— Start of Available data —
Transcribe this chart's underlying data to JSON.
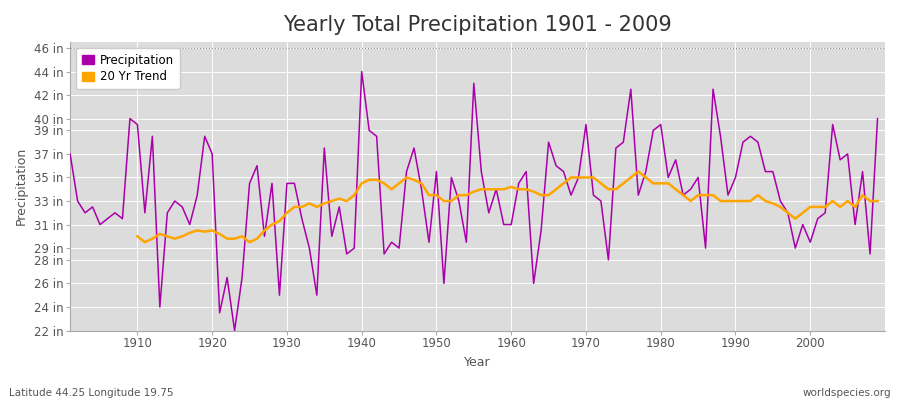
{
  "title": "Yearly Total Precipitation 1901 - 2009",
  "xlabel": "Year",
  "ylabel": "Precipitation",
  "subtitle_left": "Latitude 44.25 Longitude 19.75",
  "subtitle_right": "worldspecies.org",
  "years": [
    1901,
    1902,
    1903,
    1904,
    1905,
    1906,
    1907,
    1908,
    1909,
    1910,
    1911,
    1912,
    1913,
    1914,
    1915,
    1916,
    1917,
    1918,
    1919,
    1920,
    1921,
    1922,
    1923,
    1924,
    1925,
    1926,
    1927,
    1928,
    1929,
    1930,
    1931,
    1932,
    1933,
    1934,
    1935,
    1936,
    1937,
    1938,
    1939,
    1940,
    1941,
    1942,
    1943,
    1944,
    1945,
    1946,
    1947,
    1948,
    1949,
    1950,
    1951,
    1952,
    1953,
    1954,
    1955,
    1956,
    1957,
    1958,
    1959,
    1960,
    1961,
    1962,
    1963,
    1964,
    1965,
    1966,
    1967,
    1968,
    1969,
    1970,
    1971,
    1972,
    1973,
    1974,
    1975,
    1976,
    1977,
    1978,
    1979,
    1980,
    1981,
    1982,
    1983,
    1984,
    1985,
    1986,
    1987,
    1988,
    1989,
    1990,
    1991,
    1992,
    1993,
    1994,
    1995,
    1996,
    1997,
    1998,
    1999,
    2000,
    2001,
    2002,
    2003,
    2004,
    2005,
    2006,
    2007,
    2008,
    2009
  ],
  "precip": [
    37.0,
    33.0,
    32.0,
    32.5,
    31.0,
    31.5,
    32.0,
    31.5,
    40.0,
    39.5,
    32.0,
    38.5,
    24.0,
    32.0,
    33.0,
    32.5,
    31.0,
    33.5,
    38.5,
    37.0,
    23.5,
    26.5,
    22.0,
    26.5,
    34.5,
    36.0,
    30.0,
    34.5,
    25.0,
    34.5,
    34.5,
    31.5,
    29.0,
    25.0,
    37.5,
    30.0,
    32.5,
    28.5,
    29.0,
    44.0,
    39.0,
    38.5,
    28.5,
    29.5,
    29.0,
    35.5,
    37.5,
    34.0,
    29.5,
    35.5,
    26.0,
    35.0,
    33.0,
    29.5,
    43.0,
    35.5,
    32.0,
    34.0,
    31.0,
    31.0,
    34.5,
    35.5,
    26.0,
    30.5,
    38.0,
    36.0,
    35.5,
    33.5,
    35.0,
    39.5,
    33.5,
    33.0,
    28.0,
    37.5,
    38.0,
    42.5,
    33.5,
    35.5,
    39.0,
    39.5,
    35.0,
    36.5,
    33.5,
    34.0,
    35.0,
    29.0,
    42.5,
    38.5,
    33.5,
    35.0,
    38.0,
    38.5,
    38.0,
    35.5,
    35.5,
    33.0,
    32.0,
    29.0,
    31.0,
    29.5,
    31.5,
    32.0,
    39.5,
    36.5,
    37.0,
    31.0,
    35.5,
    28.5,
    40.0
  ],
  "trend": [
    null,
    null,
    null,
    null,
    null,
    null,
    null,
    null,
    null,
    30.0,
    29.5,
    29.8,
    30.2,
    30.0,
    29.8,
    30.0,
    30.3,
    30.5,
    30.4,
    30.5,
    30.2,
    29.8,
    29.8,
    30.0,
    29.5,
    29.8,
    30.5,
    31.0,
    31.3,
    32.0,
    32.5,
    32.5,
    32.8,
    32.5,
    32.8,
    33.0,
    33.2,
    33.0,
    33.5,
    34.5,
    34.8,
    34.8,
    34.5,
    34.0,
    34.5,
    35.0,
    34.8,
    34.5,
    33.5,
    33.5,
    33.0,
    33.0,
    33.5,
    33.5,
    33.8,
    34.0,
    34.0,
    34.0,
    34.0,
    34.2,
    34.0,
    34.0,
    33.8,
    33.5,
    33.5,
    34.0,
    34.5,
    35.0,
    35.0,
    35.0,
    35.0,
    34.5,
    34.0,
    34.0,
    34.5,
    35.0,
    35.5,
    35.0,
    34.5,
    34.5,
    34.5,
    34.0,
    33.5,
    33.0,
    33.5,
    33.5,
    33.5,
    33.0,
    33.0,
    33.0,
    33.0,
    33.0,
    33.5,
    33.0,
    32.8,
    32.5,
    32.0,
    31.5,
    32.0,
    32.5,
    32.5,
    32.5,
    33.0,
    32.5,
    33.0,
    32.5,
    33.5,
    33.0,
    33.0
  ],
  "precip_color": "#AA00AA",
  "trend_color": "#FFA500",
  "fig_bg_color": "#ffffff",
  "plot_bg_color": "#dcdcdc",
  "grid_color": "#ffffff",
  "ylim": [
    22,
    46.5
  ],
  "ytick_labels": [
    "22 in",
    "24 in",
    "26 in",
    "28 in",
    "29 in",
    "31 in",
    "33 in",
    "35 in",
    "37 in",
    "39 in",
    "40 in",
    "42 in",
    "44 in",
    "46 in"
  ],
  "ytick_values": [
    22,
    24,
    26,
    28,
    29,
    31,
    33,
    35,
    37,
    39,
    40,
    42,
    44,
    46
  ],
  "xtick_values": [
    1910,
    1920,
    1930,
    1940,
    1950,
    1960,
    1970,
    1980,
    1990,
    2000
  ],
  "xlim": [
    1901,
    2010
  ],
  "title_fontsize": 15,
  "axis_label_fontsize": 9,
  "tick_fontsize": 8.5
}
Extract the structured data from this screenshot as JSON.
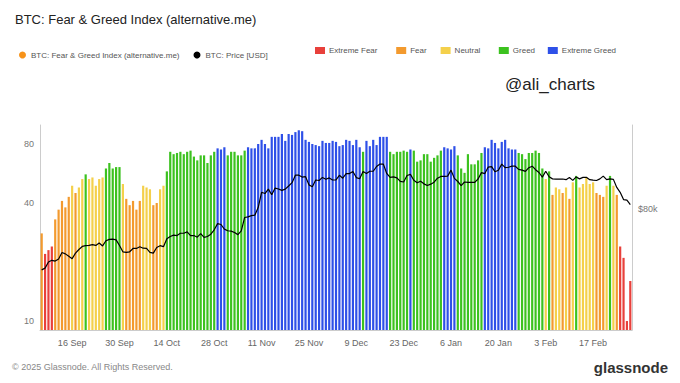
{
  "chart_data": {
    "type": "bar",
    "title": "BTC: Fear & Greed Index (alternative.me)",
    "categories": [
      null,
      null,
      null,
      null,
      null,
      null,
      null,
      null,
      null,
      "16 Sep",
      null,
      null,
      null,
      null,
      null,
      null,
      null,
      null,
      null,
      null,
      null,
      null,
      null,
      "30 Sep",
      null,
      null,
      null,
      null,
      null,
      null,
      null,
      null,
      null,
      null,
      null,
      null,
      null,
      "14 Oct",
      null,
      null,
      null,
      null,
      null,
      null,
      null,
      null,
      null,
      null,
      null,
      null,
      null,
      "28 Oct",
      null,
      null,
      null,
      null,
      null,
      null,
      null,
      null,
      null,
      null,
      null,
      null,
      null,
      "11 Nov",
      null,
      null,
      null,
      null,
      null,
      null,
      null,
      null,
      null,
      null,
      null,
      null,
      null,
      "25 Nov",
      null,
      null,
      null,
      null,
      null,
      null,
      null,
      null,
      null,
      null,
      null,
      null,
      null,
      "9 Dec",
      null,
      null,
      null,
      null,
      null,
      null,
      null,
      null,
      null,
      null,
      null,
      null,
      null,
      "23 Dec",
      null,
      null,
      null,
      null,
      null,
      null,
      null,
      null,
      null,
      null,
      null,
      null,
      null,
      "6 Jan",
      null,
      null,
      null,
      null,
      null,
      null,
      null,
      null,
      null,
      null,
      null,
      null,
      null,
      "20 Jan",
      null,
      null,
      null,
      null,
      null,
      null,
      null,
      null,
      null,
      null,
      null,
      null,
      null,
      "3 Feb",
      null,
      null,
      null,
      null,
      null,
      null,
      null,
      null,
      null,
      null,
      null,
      null,
      null,
      "17 Feb",
      null,
      null,
      null,
      null,
      null,
      null,
      null,
      null,
      null,
      null,
      null
    ],
    "series": [
      {
        "name": "BTC: Fear & Greed Index (alternative.me)",
        "type": "bar",
        "color": "#f7931a",
        "values": [
          28,
          22,
          23,
          24,
          33,
          37,
          41,
          38,
          43,
          49,
          45,
          48,
          53,
          56,
          53,
          54,
          49,
          53,
          54,
          60,
          64,
          60,
          61,
          61,
          50,
          42,
          39,
          41,
          37,
          41,
          49,
          48,
          47,
          39,
          40,
          47,
          49,
          58,
          73,
          71,
          72,
          73,
          71,
          73,
          74,
          69,
          66,
          70,
          70,
          64,
          70,
          73,
          76,
          75,
          77,
          70,
          73,
          73,
          70,
          70,
          74,
          77,
          76,
          76,
          80,
          84,
          80,
          76,
          87,
          87,
          87,
          90,
          83,
          90,
          89,
          92,
          94,
          93,
          84,
          82,
          80,
          79,
          78,
          83,
          81,
          81,
          83,
          82,
          78,
          79,
          84,
          83,
          79,
          84,
          77,
          73,
          83,
          78,
          84,
          79,
          87,
          87,
          87,
          73,
          71,
          73,
          73,
          74,
          73,
          75,
          74,
          65,
          66,
          71,
          71,
          65,
          68,
          70,
          74,
          77,
          76,
          75,
          78,
          70,
          60,
          57,
          71,
          63,
          63,
          66,
          72,
          77,
          76,
          84,
          81,
          76,
          82,
          84,
          76,
          75,
          75,
          72,
          71,
          67,
          72,
          72,
          74,
          72,
          60,
          53,
          58,
          44,
          48,
          47,
          45,
          48,
          42,
          51,
          55,
          48,
          50,
          54,
          50,
          51,
          45,
          44,
          43,
          49,
          55,
          49,
          44,
          24,
          21,
          10,
          16
        ],
        "colors": [
          "#f39a2e",
          "#e8403b",
          "#e8403b",
          "#e8403b",
          "#f39a2e",
          "#f39a2e",
          "#f39a2e",
          "#f39a2e",
          "#f39a2e",
          "#f4d04b",
          "#f39a2e",
          "#f4d04b",
          "#f4d04b",
          "#3cc21f",
          "#f4d04b",
          "#f4d04b",
          "#f4d04b",
          "#f4d04b",
          "#f4d04b",
          "#3cc21f",
          "#3cc21f",
          "#3cc21f",
          "#3cc21f",
          "#3cc21f",
          "#f4d04b",
          "#f39a2e",
          "#f39a2e",
          "#f39a2e",
          "#f39a2e",
          "#f39a2e",
          "#f4d04b",
          "#f4d04b",
          "#f4d04b",
          "#f39a2e",
          "#f39a2e",
          "#f4d04b",
          "#f4d04b",
          "#3cc21f",
          "#3cc21f",
          "#3cc21f",
          "#3cc21f",
          "#3cc21f",
          "#3cc21f",
          "#3cc21f",
          "#3cc21f",
          "#3cc21f",
          "#3cc21f",
          "#3cc21f",
          "#3cc21f",
          "#3cc21f",
          "#3cc21f",
          "#3cc21f",
          "#2e50e8",
          "#2e50e8",
          "#2e50e8",
          "#3cc21f",
          "#3cc21f",
          "#3cc21f",
          "#3cc21f",
          "#3cc21f",
          "#3cc21f",
          "#2e50e8",
          "#2e50e8",
          "#2e50e8",
          "#2e50e8",
          "#2e50e8",
          "#2e50e8",
          "#2e50e8",
          "#2e50e8",
          "#2e50e8",
          "#2e50e8",
          "#2e50e8",
          "#2e50e8",
          "#2e50e8",
          "#2e50e8",
          "#2e50e8",
          "#2e50e8",
          "#2e50e8",
          "#2e50e8",
          "#2e50e8",
          "#2e50e8",
          "#2e50e8",
          "#2e50e8",
          "#2e50e8",
          "#2e50e8",
          "#2e50e8",
          "#2e50e8",
          "#2e50e8",
          "#2e50e8",
          "#2e50e8",
          "#2e50e8",
          "#2e50e8",
          "#2e50e8",
          "#2e50e8",
          "#2e50e8",
          "#3cc21f",
          "#2e50e8",
          "#2e50e8",
          "#2e50e8",
          "#2e50e8",
          "#2e50e8",
          "#2e50e8",
          "#2e50e8",
          "#3cc21f",
          "#3cc21f",
          "#3cc21f",
          "#3cc21f",
          "#3cc21f",
          "#3cc21f",
          "#2e50e8",
          "#3cc21f",
          "#3cc21f",
          "#3cc21f",
          "#3cc21f",
          "#3cc21f",
          "#3cc21f",
          "#3cc21f",
          "#3cc21f",
          "#3cc21f",
          "#2e50e8",
          "#2e50e8",
          "#2e50e8",
          "#2e50e8",
          "#3cc21f",
          "#3cc21f",
          "#3cc21f",
          "#3cc21f",
          "#3cc21f",
          "#3cc21f",
          "#3cc21f",
          "#3cc21f",
          "#2e50e8",
          "#2e50e8",
          "#2e50e8",
          "#2e50e8",
          "#2e50e8",
          "#2e50e8",
          "#2e50e8",
          "#2e50e8",
          "#2e50e8",
          "#2e50e8",
          "#3cc21f",
          "#3cc21f",
          "#3cc21f",
          "#3cc21f",
          "#3cc21f",
          "#3cc21f",
          "#3cc21f",
          "#3cc21f",
          "#f4d04b",
          "#3cc21f",
          "#f39a2e",
          "#f4d04b",
          "#f4d04b",
          "#f39a2e",
          "#f4d04b",
          "#f39a2e",
          "#f4d04b",
          "#3cc21f",
          "#f4d04b",
          "#f4d04b",
          "#f4d04b",
          "#f4d04b",
          "#f4d04b",
          "#f39a2e",
          "#f39a2e",
          "#f39a2e",
          "#f4d04b",
          "#3cc21f",
          "#f4d04b",
          "#f39a2e",
          "#e8403b",
          "#e8403b",
          "#e8403b",
          "#e8403b"
        ]
      },
      {
        "name": "BTC: Price [USD]",
        "type": "line",
        "color": "#000000",
        "axis": "y2",
        "values": [
          54200,
          54800,
          57000,
          57600,
          57300,
          58100,
          60500,
          60000,
          59100,
          58200,
          60300,
          61700,
          62900,
          63200,
          63300,
          63600,
          63300,
          64300,
          63100,
          65200,
          65800,
          65900,
          65600,
          63300,
          60800,
          60600,
          60800,
          62100,
          62100,
          62800,
          62200,
          62100,
          60600,
          60300,
          62500,
          63200,
          62800,
          66000,
          67000,
          67600,
          67400,
          68400,
          68400,
          69000,
          67400,
          67400,
          66700,
          68200,
          66600,
          67000,
          68000,
          69900,
          72700,
          72300,
          70200,
          69500,
          69300,
          68700,
          67800,
          69400,
          75600,
          75900,
          76500,
          76700,
          80500,
          88700,
          88000,
          90500,
          87300,
          91100,
          90600,
          89800,
          90500,
          92300,
          94300,
          98900,
          98900,
          97700,
          98000,
          93000,
          91900,
          95900,
          95600,
          97500,
          96400,
          97200,
          95900,
          96000,
          98800,
          97000,
          99900,
          99900,
          101200,
          97400,
          96700,
          101200,
          100000,
          101400,
          101400,
          104500,
          106100,
          106100,
          100000,
          97500,
          97800,
          97200,
          95100,
          94700,
          98700,
          99400,
          95800,
          94200,
          95200,
          93600,
          92600,
          93400,
          94600,
          97000,
          98100,
          98200,
          98300,
          102100,
          96900,
          95000,
          92500,
          94700,
          94500,
          94500,
          94500,
          96500,
          100500,
          99900,
          104100,
          104400,
          101100,
          102000,
          106100,
          103700,
          104000,
          104700,
          104700,
          102600,
          102100,
          101300,
          103700,
          104700,
          102400,
          100600,
          97700,
          101400,
          97900,
          96600,
          96500,
          96500,
          96500,
          96100,
          97400,
          95700,
          97800,
          96600,
          97500,
          97600,
          96100,
          95800,
          95600,
          96600,
          98300,
          96100,
          96600,
          96300,
          91500,
          88700,
          84700,
          84400,
          82000
        ]
      }
    ],
    "ylim": [
      9,
      100
    ],
    "yticks": [
      10,
      40,
      80
    ],
    "y2lim": [
      37000,
      136000
    ],
    "y2ticks": [
      {
        "value": 80000,
        "label": "$80k"
      }
    ],
    "log": true,
    "grid": false,
    "legend": "top-left",
    "classification": [
      {
        "name": "Extreme Fear",
        "color": "#e8403b"
      },
      {
        "name": "Fear",
        "color": "#f39a2e"
      },
      {
        "name": "Neutral",
        "color": "#f4d04b"
      },
      {
        "name": "Greed",
        "color": "#3cc21f"
      },
      {
        "name": "Extreme Greed",
        "color": "#2e50e8"
      }
    ],
    "annotations": [
      {
        "text": "@ali_charts"
      },
      {
        "text": "© 2025 Glassnode. All Rights Reserved."
      },
      {
        "text": "glassnode"
      }
    ]
  }
}
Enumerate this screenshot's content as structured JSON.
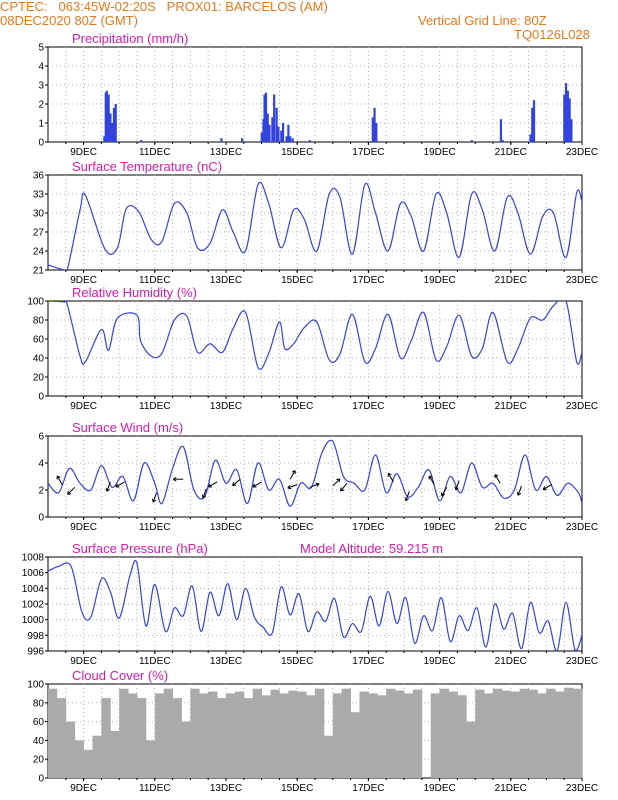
— End of Available data —
## What you have to do
Select every line above that contains the word "JSON", and copy it.

## Response
Transcribe this chart's underlying data to JSON.
Extract the structured data from this screenshot as JSON.
Enumerate this screenshot's content as structured JSON.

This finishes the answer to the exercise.